INFORMATION SHOWN:
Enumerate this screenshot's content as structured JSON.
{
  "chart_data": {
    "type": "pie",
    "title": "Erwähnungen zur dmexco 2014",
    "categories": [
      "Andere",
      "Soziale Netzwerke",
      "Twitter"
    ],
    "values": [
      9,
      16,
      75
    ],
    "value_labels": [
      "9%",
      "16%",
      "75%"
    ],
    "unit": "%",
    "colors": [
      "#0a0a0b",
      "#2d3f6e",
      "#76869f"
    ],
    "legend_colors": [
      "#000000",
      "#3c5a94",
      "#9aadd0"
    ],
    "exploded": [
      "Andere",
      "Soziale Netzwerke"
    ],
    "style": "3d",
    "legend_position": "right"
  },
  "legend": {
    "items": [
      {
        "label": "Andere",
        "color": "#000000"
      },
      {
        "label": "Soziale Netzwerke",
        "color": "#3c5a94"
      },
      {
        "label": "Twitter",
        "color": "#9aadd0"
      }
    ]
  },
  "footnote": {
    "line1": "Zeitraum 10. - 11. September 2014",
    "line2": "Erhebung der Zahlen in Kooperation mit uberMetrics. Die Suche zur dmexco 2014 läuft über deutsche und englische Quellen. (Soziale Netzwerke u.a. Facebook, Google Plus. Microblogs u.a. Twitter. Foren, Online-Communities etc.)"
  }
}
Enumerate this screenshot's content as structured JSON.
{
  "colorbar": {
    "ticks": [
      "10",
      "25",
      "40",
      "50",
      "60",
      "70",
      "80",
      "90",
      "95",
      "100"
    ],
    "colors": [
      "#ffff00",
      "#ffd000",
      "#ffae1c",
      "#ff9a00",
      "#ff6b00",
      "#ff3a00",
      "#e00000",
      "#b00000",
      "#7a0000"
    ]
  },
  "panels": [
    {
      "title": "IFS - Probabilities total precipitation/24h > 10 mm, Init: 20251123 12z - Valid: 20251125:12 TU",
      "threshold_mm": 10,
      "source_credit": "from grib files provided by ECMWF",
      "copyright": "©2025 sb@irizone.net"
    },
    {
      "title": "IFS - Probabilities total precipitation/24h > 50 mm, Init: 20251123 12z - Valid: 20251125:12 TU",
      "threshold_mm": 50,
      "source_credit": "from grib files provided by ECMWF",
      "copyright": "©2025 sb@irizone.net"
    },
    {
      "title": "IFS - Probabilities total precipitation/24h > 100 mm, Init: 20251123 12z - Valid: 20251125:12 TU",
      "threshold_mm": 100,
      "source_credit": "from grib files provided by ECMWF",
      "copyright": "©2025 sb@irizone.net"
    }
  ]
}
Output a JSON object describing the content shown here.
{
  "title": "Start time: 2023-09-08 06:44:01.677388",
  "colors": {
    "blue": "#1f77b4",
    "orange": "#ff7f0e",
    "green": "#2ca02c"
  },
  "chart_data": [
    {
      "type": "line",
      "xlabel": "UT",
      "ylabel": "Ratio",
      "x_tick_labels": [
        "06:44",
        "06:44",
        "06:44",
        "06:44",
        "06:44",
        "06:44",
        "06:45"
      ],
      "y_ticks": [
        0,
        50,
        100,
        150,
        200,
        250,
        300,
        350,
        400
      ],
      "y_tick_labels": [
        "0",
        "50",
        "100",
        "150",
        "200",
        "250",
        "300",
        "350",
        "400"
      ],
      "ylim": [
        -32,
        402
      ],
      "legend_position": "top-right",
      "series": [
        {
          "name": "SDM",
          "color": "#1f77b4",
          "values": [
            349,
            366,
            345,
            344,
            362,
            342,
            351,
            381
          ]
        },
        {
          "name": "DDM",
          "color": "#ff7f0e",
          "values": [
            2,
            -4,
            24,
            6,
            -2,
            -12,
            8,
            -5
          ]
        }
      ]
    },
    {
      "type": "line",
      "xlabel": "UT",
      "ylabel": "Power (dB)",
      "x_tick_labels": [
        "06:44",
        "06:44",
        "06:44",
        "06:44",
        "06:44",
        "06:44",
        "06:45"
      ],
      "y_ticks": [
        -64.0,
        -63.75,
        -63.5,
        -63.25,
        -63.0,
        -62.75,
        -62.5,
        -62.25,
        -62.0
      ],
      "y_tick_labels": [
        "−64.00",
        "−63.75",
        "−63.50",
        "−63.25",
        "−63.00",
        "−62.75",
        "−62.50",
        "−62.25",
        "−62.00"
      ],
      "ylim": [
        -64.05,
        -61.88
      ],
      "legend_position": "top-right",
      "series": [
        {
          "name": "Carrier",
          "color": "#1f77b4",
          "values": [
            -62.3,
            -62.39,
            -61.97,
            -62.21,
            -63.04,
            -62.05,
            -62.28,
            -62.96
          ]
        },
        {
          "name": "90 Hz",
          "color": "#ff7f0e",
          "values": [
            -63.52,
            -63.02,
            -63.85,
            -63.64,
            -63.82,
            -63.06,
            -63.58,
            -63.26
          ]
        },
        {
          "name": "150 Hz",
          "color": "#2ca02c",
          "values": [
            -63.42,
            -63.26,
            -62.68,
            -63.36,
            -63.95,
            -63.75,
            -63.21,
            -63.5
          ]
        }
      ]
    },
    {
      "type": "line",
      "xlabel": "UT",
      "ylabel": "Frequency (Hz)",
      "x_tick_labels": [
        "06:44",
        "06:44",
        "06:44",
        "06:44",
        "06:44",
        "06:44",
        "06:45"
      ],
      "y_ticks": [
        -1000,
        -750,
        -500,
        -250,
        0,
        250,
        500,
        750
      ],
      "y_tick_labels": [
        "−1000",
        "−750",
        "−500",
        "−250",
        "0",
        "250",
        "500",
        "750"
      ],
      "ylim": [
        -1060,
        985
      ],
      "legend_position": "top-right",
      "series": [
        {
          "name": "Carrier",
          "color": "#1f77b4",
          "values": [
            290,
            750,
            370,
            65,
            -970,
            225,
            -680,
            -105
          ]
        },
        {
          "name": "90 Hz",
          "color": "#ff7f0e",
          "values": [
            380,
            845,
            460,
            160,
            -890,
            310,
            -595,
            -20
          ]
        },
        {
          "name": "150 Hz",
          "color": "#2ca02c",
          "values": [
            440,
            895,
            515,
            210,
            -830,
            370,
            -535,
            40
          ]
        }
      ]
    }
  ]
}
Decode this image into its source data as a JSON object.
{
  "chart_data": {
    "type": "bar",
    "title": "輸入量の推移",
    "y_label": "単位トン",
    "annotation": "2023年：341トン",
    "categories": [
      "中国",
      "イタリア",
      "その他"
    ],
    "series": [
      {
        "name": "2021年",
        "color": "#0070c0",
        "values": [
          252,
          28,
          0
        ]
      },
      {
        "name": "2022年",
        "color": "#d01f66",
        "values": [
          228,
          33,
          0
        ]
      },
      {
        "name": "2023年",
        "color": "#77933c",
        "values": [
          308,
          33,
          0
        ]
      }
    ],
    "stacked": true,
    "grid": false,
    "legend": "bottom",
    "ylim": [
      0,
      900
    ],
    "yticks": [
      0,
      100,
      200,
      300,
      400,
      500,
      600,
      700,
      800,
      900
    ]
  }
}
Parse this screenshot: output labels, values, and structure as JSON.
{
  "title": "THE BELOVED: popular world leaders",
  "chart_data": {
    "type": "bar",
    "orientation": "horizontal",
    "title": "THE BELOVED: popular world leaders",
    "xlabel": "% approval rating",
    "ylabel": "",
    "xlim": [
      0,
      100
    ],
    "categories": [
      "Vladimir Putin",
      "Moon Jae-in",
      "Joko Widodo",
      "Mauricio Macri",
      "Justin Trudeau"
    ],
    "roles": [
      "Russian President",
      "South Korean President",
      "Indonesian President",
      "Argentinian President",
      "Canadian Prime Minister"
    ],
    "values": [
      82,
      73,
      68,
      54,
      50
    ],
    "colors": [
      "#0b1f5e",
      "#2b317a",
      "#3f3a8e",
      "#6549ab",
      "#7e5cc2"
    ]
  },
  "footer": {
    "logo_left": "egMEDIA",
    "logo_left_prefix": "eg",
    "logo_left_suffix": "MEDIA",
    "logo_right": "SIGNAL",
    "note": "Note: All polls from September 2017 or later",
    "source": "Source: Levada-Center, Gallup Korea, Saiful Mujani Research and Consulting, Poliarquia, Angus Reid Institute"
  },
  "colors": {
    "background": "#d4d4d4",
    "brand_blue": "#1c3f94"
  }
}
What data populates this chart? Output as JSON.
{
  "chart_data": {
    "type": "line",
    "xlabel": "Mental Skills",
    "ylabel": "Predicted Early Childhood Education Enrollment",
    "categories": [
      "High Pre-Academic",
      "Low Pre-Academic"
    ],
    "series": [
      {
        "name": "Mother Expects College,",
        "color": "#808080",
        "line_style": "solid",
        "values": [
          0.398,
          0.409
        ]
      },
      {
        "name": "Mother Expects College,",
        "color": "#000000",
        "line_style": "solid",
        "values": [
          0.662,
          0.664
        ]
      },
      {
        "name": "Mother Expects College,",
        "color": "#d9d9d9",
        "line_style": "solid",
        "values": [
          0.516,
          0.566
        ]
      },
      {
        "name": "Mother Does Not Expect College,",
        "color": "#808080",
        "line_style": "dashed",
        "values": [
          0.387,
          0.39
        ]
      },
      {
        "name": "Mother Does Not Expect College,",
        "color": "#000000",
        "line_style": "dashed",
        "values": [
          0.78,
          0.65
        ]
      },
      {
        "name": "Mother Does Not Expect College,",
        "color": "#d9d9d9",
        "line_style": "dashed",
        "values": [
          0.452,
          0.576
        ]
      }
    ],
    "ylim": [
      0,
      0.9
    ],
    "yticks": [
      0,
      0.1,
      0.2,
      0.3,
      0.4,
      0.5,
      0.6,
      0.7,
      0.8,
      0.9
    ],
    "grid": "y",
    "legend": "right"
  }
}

WHAT YOU HAVE TO DO:
Lines holding the word "JSON" in the entries above are the ones to pull out. Copy them all.

FINAL RESULT:
Enumerate this screenshot's content as structured JSON.
Enumerate this screenshot's content as structured JSON.
Output a JSON object describing the content shown here.
Decode this image into its source data as a JSON object.
Parse this screenshot: output labels, values, and structure as JSON.
What data populates this chart? Output as JSON.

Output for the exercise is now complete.